* _SOURCE PASSAGE_
No, legally you can be the adult and tell the 4 year old he is going to dad's house. If  you do this a lot, legally dad will have grounds for change of custody because you aren't providing the child for visitation. 

As a parent, talk going to dad's up, be excited about it. Little ones worry that things will change if they aren't there. Be consistent, do not let him choose. Oh and next time it's dad's visitation weekend will be worse now that you let him choose. If I were you I'd pack kiddo up and take him to his dad's, or next time it will be hell. 

cjsmom1
by Gold Member on Sep. 6, 2013 at 10:06 PM
You can get in trouble for not making him go. Have you asked ds why he doesn't want to go?
woodstock525
by on Sep. 6, 2013 at 11:32 PM

What does his dad say about why he thinks your son doesn't want to visit?  What about your other child?  What do they think?

FireMoonGypsy
by on Sep. 6, 2013 at 11:45 PM

Have you asked him why he doesn't want to go? 

As the order stands you will have an uphill battle on your hands. Was your ex abusive in any way? Is there something going on that is scaring your kid? Document everything. 

My ex unfortunately was not a good parent. My son got hurt, he came back in tears everytime, asking me if I loved him and I would find out my ex was telling him I hated him and was going to leave him (which I would NEVER do, that boy is my world) filling his head with lies...the first night after every time he went over there, he would soil his bed and have terrible nightmares, and he was even having issues in his preschool. I was documenting everything and was even considering taking him to a psychologist because he was scared to talk to us...

My ex ended up dropping contact and has moved twice in 7 months, we don't know where he is. Once he was out of the picture, the nightmares stopped, we haven't had any accidents, and he started excelling in school. The behavioral problems are a fraction of what they were, his relationship with my husband is back to where it was before he started having to see his bio dad, and he doesn't ask me anymore if I love him or I'm going to leave him. No more crying in the middle of the night that I was going to desert him. Later, he started opening up about some of the stuff happening over there, including the cops getting called out to his dad's place while he was there, he thought because his dad and dad's gf were being "way too loud fighting" and he was scared and wanted to call me and his dad yelled at him and told him no...among other things...it was just bad.

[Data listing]
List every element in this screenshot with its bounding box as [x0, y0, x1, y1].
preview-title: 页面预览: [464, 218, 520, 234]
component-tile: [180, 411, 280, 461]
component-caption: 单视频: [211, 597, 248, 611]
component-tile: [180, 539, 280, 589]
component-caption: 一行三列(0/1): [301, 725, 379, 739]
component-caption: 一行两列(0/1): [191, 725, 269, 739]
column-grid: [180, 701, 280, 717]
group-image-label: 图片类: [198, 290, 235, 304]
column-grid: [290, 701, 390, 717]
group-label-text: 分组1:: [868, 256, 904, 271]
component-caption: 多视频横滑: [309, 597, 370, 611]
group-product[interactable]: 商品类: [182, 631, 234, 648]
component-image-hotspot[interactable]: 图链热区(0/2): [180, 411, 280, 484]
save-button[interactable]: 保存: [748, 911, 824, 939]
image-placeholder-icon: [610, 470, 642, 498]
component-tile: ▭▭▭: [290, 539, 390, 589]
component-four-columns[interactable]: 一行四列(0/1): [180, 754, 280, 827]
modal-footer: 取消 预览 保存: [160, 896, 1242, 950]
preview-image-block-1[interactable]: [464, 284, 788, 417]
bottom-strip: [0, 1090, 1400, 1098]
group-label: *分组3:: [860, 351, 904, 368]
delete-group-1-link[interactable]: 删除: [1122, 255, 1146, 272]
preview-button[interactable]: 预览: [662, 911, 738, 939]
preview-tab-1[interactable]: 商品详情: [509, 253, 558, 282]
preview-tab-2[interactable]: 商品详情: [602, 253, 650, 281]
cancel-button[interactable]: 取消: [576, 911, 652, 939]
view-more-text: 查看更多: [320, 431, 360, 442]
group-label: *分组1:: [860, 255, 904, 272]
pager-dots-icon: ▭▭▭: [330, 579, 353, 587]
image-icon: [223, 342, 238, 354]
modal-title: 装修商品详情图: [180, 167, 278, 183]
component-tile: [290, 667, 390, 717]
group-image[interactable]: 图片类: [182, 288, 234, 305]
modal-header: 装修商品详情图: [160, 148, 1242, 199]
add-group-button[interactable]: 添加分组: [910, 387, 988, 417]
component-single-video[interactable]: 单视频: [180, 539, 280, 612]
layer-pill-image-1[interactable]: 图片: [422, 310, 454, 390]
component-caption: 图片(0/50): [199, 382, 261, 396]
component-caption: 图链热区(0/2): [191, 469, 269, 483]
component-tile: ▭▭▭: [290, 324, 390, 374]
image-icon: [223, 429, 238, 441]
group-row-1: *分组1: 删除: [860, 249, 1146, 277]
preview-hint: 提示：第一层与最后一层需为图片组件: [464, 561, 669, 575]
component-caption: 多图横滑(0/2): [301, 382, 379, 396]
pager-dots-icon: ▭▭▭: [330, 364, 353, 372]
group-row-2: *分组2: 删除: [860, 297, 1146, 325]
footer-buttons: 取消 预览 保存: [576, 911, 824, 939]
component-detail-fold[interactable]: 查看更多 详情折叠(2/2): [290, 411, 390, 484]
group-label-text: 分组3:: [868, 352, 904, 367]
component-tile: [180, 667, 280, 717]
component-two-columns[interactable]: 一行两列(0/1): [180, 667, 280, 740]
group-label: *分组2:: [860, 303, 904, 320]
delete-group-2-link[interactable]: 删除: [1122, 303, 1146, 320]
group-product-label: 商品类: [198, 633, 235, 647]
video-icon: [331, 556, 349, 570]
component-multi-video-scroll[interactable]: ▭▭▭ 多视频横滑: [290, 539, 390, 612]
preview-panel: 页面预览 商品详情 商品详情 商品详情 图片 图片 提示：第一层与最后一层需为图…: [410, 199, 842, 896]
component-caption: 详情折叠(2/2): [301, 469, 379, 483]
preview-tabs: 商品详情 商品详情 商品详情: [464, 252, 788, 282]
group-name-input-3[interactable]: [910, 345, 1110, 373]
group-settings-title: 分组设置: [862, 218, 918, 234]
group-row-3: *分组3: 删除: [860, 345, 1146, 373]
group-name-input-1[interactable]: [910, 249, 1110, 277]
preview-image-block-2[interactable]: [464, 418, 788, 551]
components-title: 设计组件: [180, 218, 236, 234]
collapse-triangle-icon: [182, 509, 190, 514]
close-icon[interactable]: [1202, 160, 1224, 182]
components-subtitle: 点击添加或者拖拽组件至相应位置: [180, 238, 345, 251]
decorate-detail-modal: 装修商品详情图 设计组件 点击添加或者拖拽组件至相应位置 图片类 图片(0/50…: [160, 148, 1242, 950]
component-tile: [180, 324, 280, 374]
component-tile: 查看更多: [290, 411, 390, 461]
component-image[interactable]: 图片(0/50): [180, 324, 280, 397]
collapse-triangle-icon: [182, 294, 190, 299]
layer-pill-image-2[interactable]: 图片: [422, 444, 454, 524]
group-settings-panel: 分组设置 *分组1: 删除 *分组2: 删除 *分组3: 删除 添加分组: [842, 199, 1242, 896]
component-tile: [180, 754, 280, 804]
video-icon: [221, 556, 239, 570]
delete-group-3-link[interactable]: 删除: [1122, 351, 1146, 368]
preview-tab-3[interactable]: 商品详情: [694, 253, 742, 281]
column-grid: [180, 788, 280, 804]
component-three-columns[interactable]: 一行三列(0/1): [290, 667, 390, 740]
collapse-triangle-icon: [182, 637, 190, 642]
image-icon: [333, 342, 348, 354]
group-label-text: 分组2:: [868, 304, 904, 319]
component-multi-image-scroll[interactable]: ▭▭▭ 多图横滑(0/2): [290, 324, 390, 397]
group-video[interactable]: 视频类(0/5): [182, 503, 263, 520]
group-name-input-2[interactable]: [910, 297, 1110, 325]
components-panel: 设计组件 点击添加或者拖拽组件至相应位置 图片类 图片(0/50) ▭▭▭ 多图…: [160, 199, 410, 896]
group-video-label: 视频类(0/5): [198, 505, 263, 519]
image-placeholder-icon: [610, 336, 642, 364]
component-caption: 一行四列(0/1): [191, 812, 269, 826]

* _TO BE DONE_
1 > Using the forum thread about a child refusing visitation, decide whether each statement agrees with it: (a) one reply says the ex moved twice in 7 months; (b) the first reply advises letting the child decide whether to go; (c) the thread says police were called to the dad's place while the son was there. Answer yes or no for each, and quote the deciding words.
2 > Put the lines of the records into a JSON list of strings, one string per line, with blank lines left out. Start at the first line of the records and end at the line containing "modal-footer: 取消 预览 保存: [160, 896, 1242, 950]".
The forum thread and the records have nothing to do with each other.

* _RESPONSES BY TASK_
1 >
(a) Yes: "has moved twice in 7 months"
(b) No: "Be consistent, do not let him choose."
(c) Yes: "including the cops getting called out to his dad's place while he was there"

2 >
[
  "List every element in this screenshot with its bounding box as [x0, y0, x1, y1].",
  "preview-title: 页面预览: [464, 218, 520, 234]",
  "component-tile: [180, 411, 280, 461]",
  "component-caption: 单视频: [211, 597, 248, 611]",
  "component-tile: [180, 539, 280, 589]",
  "component-caption: 一行三列(0/1): [301, 725, 379, 739]",
  "component-caption: 一行两列(0/1): [191, 725, 269, 739]",
  "column-grid: [180, 701, 280, 717]",
  "group-image-label: 图片类: [198, 290, 235, 304]",
  "column-grid: [290, 701, 390, 717]",
  "group-label-text: 分组1:: [868, 256, 904, 271]",
  "component-caption: 多视频横滑: [309, 597, 370, 611]",
  "group-product[interactable]: 商品类: [182, 631, 234, 648]",
  "component-image-hotspot[interactable]: 图链热区(0/2): [180, 411, 280, 484]",
  "save-button[interactable]: 保存: [748, 911, 824, 939]",
  "image-placeholder-icon: [610, 470, 642, 498]",
  "component-tile: ▭▭▭: [290, 539, 390, 589]",
  "component-four-columns[interactable]: 一行四列(0/1): [180, 754, 280, 827]",
  "modal-footer: 取消 预览 保存: [160, 896, 1242, 950]"
]